EXERCISE GOAL:
Pull every line with the word "total" out of the entries below.
++++ DATASET EXTRACT ++++
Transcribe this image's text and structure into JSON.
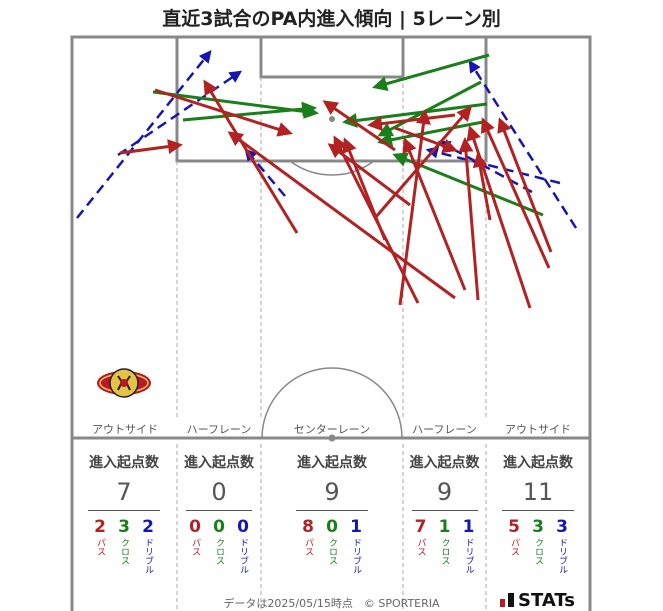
{
  "title": "直近3試合のPA内進入傾向 | 5レーン別",
  "lanes": [
    {
      "label": "アウトサイド",
      "head": "進入起点数",
      "total": "7",
      "pass": "2",
      "cross": "3",
      "dribble": "2"
    },
    {
      "label": "ハーフレーン",
      "head": "進入起点数",
      "total": "0",
      "pass": "0",
      "cross": "0",
      "dribble": "0"
    },
    {
      "label": "センターレーン",
      "head": "進入起点数",
      "total": "9",
      "pass": "8",
      "cross": "0",
      "dribble": "1"
    },
    {
      "label": "ハーフレーン",
      "head": "進入起点数",
      "total": "9",
      "pass": "7",
      "cross": "1",
      "dribble": "1"
    },
    {
      "label": "アウトサイド",
      "head": "進入起点数",
      "total": "11",
      "pass": "5",
      "cross": "3",
      "dribble": "3"
    }
  ],
  "categories": {
    "pass": "パス",
    "cross": "クロス",
    "dribble": "ドリブル"
  },
  "colors": {
    "pass": "#b22222",
    "cross": "#1a7f1a",
    "dribble": "#1515b5",
    "pitch_line": "#888888"
  },
  "footer": "データは2025/05/15時点　© SPORTERIA",
  "brand": "STATs",
  "crest_icon": "kashima-antlers-crest-icon"
}
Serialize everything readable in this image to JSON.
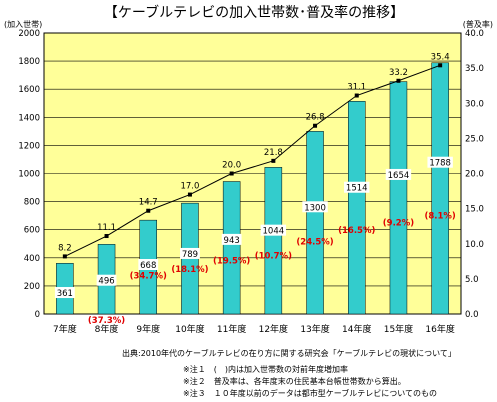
{
  "chart_data": {
    "type": "bar",
    "title": "【ケーブルテレビの加入世帯数･普及率の推移】",
    "left_axis_unit": "(加入世帯)",
    "right_axis_unit": "(普及率)",
    "left_ylim": [
      0,
      2000
    ],
    "right_ylim": [
      0,
      40
    ],
    "left_ticks": [
      "0",
      "200",
      "400",
      "600",
      "800",
      "1000",
      "1200",
      "1400",
      "1600",
      "1800",
      "2000"
    ],
    "right_ticks": [
      "0.0",
      "5.0",
      "10.0",
      "15.0",
      "20.0",
      "25.0",
      "30.0",
      "35.0",
      "40.0"
    ],
    "categories": [
      "7年度",
      "8年度",
      "9年度",
      "10年度",
      "11年度",
      "12年度",
      "13年度",
      "14年度",
      "15年度",
      "16年度"
    ],
    "series": [
      {
        "type": "bar",
        "axis": "left",
        "values": [
          361,
          496,
          668,
          789,
          943,
          1044,
          1300,
          1514,
          1654,
          1788
        ],
        "labels": [
          "361",
          "496",
          "668",
          "789",
          "943",
          "1044",
          "1300",
          "1514",
          "1654",
          "1788"
        ]
      },
      {
        "type": "line",
        "axis": "right",
        "values": [
          8.2,
          11.1,
          14.7,
          17.0,
          20.0,
          21.8,
          26.8,
          31.1,
          33.2,
          35.4
        ],
        "labels": [
          "8.2",
          "11.1",
          "14.7",
          "17.0",
          "20.0",
          "21.8",
          "26.8",
          "31.1",
          "33.2",
          "35.4"
        ]
      }
    ],
    "growth_labels": [
      "",
      "(37.3%)",
      "(34.7%)",
      "(18.1%)",
      "(19.5%)",
      "(10.7%)",
      "(24.5%)",
      "(16.5%)",
      "(9.2%)",
      "(8.1%)"
    ],
    "notes": [
      "出典:2010年代のケーブルテレビの在り方に関する研究会「ケーブルテレビの現状について」",
      "※注１　(　)内は加入世帯数の対前年度増加率",
      "※注２　普及率は、各年度末の住民基本台帳世帯数から算出。",
      "※注３　１０年度以前のデータは都市型ケーブルテレビについてのもの"
    ],
    "colors": {
      "plot_background": "#ffff99",
      "bar": "#33cccc",
      "line": "#000000",
      "growth_text": "#e00000"
    },
    "grid": "horizontal"
  }
}
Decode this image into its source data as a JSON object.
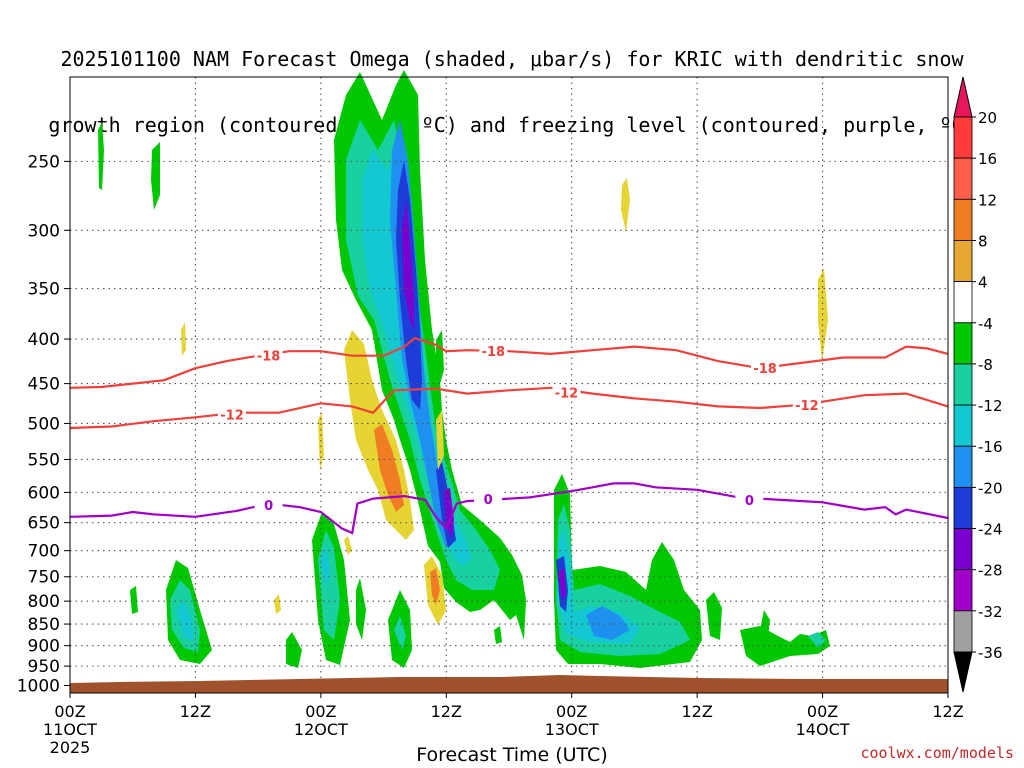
{
  "title": {
    "line1": "2025101100 NAM Forecast Omega (shaded, μbar/s) for KRIC with dendritic snow",
    "line2": "growth region (contoured, red, ºC) and freezing level (contoured, purple, ºC)"
  },
  "credit": "coolwx.com/models",
  "chart_data": {
    "type": "heatmap",
    "xlabel": "Forecast Time (UTC)",
    "ylabel": "",
    "x_ticks": [
      {
        "hour": 0,
        "lines": [
          "00Z",
          "11OCT",
          "2025"
        ]
      },
      {
        "hour": 12,
        "lines": [
          "12Z"
        ]
      },
      {
        "hour": 24,
        "lines": [
          "00Z",
          "12OCT"
        ]
      },
      {
        "hour": 36,
        "lines": [
          "12Z"
        ]
      },
      {
        "hour": 48,
        "lines": [
          "00Z",
          "13OCT"
        ]
      },
      {
        "hour": 60,
        "lines": [
          "12Z"
        ]
      },
      {
        "hour": 72,
        "lines": [
          "00Z",
          "14OCT"
        ]
      },
      {
        "hour": 84,
        "lines": [
          "12Z"
        ]
      }
    ],
    "y_ticks": [
      250,
      300,
      350,
      400,
      450,
      500,
      550,
      600,
      650,
      700,
      750,
      800,
      850,
      900,
      950,
      1000
    ],
    "xlim": [
      0,
      84
    ],
    "ylim": [
      1020,
      200
    ],
    "grid": true,
    "colorbar": {
      "labels": [
        "20",
        "16",
        "12",
        "8",
        "4",
        "-4",
        "-8",
        "-12",
        "-16",
        "-20",
        "-24",
        "-28",
        "-32",
        "-36"
      ],
      "colors": [
        "#e8175d",
        "#ff3b3b",
        "#ff5f4a",
        "#f07d24",
        "#e6a832",
        "#ffffff",
        "#00c800",
        "#18d0a0",
        "#14c8d2",
        "#1e90f0",
        "#1e3cd8",
        "#7a00d0",
        "#a000c8",
        "#a0a0a0",
        "#000000"
      ]
    },
    "contours": [
      {
        "name": "-18",
        "color": "#f0403a",
        "points": [
          [
            0,
            455
          ],
          [
            3,
            454
          ],
          [
            6,
            450
          ],
          [
            9,
            446
          ],
          [
            12,
            432
          ],
          [
            15,
            424
          ],
          [
            18,
            418
          ],
          [
            21,
            413
          ],
          [
            24,
            413
          ],
          [
            27,
            418
          ],
          [
            30,
            418
          ],
          [
            32,
            408
          ],
          [
            33,
            399
          ],
          [
            35,
            406
          ],
          [
            36,
            413
          ],
          [
            38,
            412
          ],
          [
            42,
            413
          ],
          [
            46,
            416
          ],
          [
            50,
            412
          ],
          [
            54,
            408
          ],
          [
            58,
            412
          ],
          [
            62,
            424
          ],
          [
            66,
            432
          ],
          [
            70,
            426
          ],
          [
            74,
            420
          ],
          [
            78,
            420
          ],
          [
            80,
            408
          ],
          [
            82,
            410
          ],
          [
            84,
            416
          ]
        ],
        "labels": [
          {
            "x": 19,
            "y": 418,
            "text": "-18"
          },
          {
            "x": 40.5,
            "y": 413,
            "text": "-18"
          },
          {
            "x": 66.5,
            "y": 432,
            "text": "-18"
          }
        ]
      },
      {
        "name": "-12",
        "color": "#f0403a",
        "points": [
          [
            0,
            506
          ],
          [
            4,
            504
          ],
          [
            8,
            497
          ],
          [
            12,
            492
          ],
          [
            16,
            486
          ],
          [
            20,
            486
          ],
          [
            24,
            474
          ],
          [
            27,
            478
          ],
          [
            29,
            486
          ],
          [
            31,
            458
          ],
          [
            35,
            456
          ],
          [
            38,
            462
          ],
          [
            42,
            458
          ],
          [
            46,
            455
          ],
          [
            50,
            462
          ],
          [
            54,
            468
          ],
          [
            58,
            472
          ],
          [
            62,
            478
          ],
          [
            66,
            480
          ],
          [
            70,
            476
          ],
          [
            72,
            472
          ],
          [
            76,
            464
          ],
          [
            80,
            462
          ],
          [
            84,
            478
          ]
        ],
        "labels": [
          {
            "x": 15.5,
            "y": 488,
            "text": "-12"
          },
          {
            "x": 47.5,
            "y": 461,
            "text": "-12"
          },
          {
            "x": 70.5,
            "y": 476,
            "text": "-12"
          }
        ]
      },
      {
        "name": "0",
        "color": "#a000c8",
        "points": [
          [
            0,
            640
          ],
          [
            4,
            638
          ],
          [
            6,
            632
          ],
          [
            8,
            636
          ],
          [
            12,
            640
          ],
          [
            16,
            630
          ],
          [
            18,
            622
          ],
          [
            20,
            620
          ],
          [
            22,
            624
          ],
          [
            24,
            632
          ],
          [
            26,
            660
          ],
          [
            27,
            668
          ],
          [
            27.5,
            618
          ],
          [
            29,
            610
          ],
          [
            32,
            606
          ],
          [
            34,
            612
          ],
          [
            35,
            640
          ],
          [
            36,
            660
          ],
          [
            37,
            618
          ],
          [
            38,
            614
          ],
          [
            40,
            612
          ],
          [
            44,
            608
          ],
          [
            48,
            598
          ],
          [
            50,
            592
          ],
          [
            52,
            586
          ],
          [
            54,
            586
          ],
          [
            56,
            592
          ],
          [
            60,
            596
          ],
          [
            64,
            608
          ],
          [
            68,
            612
          ],
          [
            72,
            616
          ],
          [
            74,
            622
          ],
          [
            76,
            628
          ],
          [
            78,
            624
          ],
          [
            79,
            636
          ],
          [
            80,
            628
          ],
          [
            84,
            642
          ]
        ],
        "labels": [
          {
            "x": 19,
            "y": 620,
            "text": "0"
          },
          {
            "x": 40,
            "y": 611,
            "text": "0"
          },
          {
            "x": 65,
            "y": 612,
            "text": "0"
          }
        ]
      }
    ]
  }
}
++++
CORRECT OUTPUT:
      "total": "7",
      "total": "0",
      "total": "9",
      "total": "9",
      "total": "11",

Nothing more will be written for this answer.